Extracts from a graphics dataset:
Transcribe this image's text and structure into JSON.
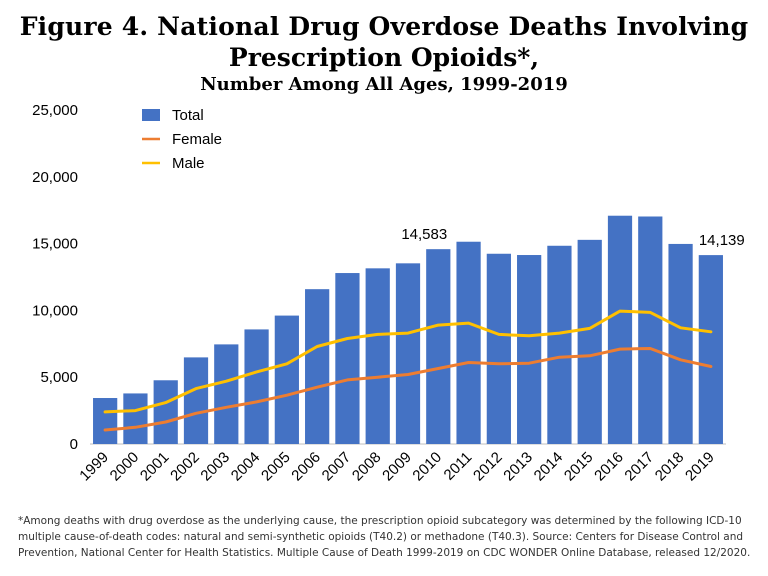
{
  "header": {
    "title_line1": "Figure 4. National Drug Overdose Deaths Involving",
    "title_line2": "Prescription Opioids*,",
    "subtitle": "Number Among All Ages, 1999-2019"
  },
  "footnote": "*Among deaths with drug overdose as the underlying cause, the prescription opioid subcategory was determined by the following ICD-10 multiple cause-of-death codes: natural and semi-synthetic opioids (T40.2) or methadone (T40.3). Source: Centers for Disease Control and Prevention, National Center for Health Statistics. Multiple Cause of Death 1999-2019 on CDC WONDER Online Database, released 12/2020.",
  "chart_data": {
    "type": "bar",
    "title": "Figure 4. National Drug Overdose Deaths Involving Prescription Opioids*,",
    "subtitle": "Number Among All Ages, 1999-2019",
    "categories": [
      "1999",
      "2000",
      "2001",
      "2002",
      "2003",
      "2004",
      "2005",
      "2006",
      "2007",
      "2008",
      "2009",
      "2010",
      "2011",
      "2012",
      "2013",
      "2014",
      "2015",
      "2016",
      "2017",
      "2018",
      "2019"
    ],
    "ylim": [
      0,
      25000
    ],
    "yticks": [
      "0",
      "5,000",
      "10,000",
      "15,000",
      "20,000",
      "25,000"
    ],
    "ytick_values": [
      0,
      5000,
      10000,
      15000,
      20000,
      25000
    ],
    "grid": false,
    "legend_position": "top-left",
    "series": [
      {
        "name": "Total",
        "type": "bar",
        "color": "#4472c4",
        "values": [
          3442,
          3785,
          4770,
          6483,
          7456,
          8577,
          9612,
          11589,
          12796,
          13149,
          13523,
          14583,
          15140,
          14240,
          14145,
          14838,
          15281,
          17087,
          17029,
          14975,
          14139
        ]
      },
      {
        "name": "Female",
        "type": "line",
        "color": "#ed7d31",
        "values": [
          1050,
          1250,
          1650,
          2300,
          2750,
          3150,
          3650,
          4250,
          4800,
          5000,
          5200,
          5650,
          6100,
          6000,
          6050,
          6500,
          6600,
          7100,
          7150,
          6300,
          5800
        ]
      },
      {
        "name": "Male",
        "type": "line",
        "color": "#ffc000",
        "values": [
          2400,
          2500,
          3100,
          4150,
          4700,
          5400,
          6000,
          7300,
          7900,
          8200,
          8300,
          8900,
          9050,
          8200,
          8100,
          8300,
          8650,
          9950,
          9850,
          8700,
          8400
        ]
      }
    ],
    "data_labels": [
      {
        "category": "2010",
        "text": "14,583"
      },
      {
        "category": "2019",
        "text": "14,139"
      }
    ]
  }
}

## The exercise:
In the entries above, find every line holding the word "subtitle" and copy it out.

## Result:
    "subtitle": "Number Among All Ages, 1999-2019"
    "subtitle": "Number Among All Ages, 1999-2019",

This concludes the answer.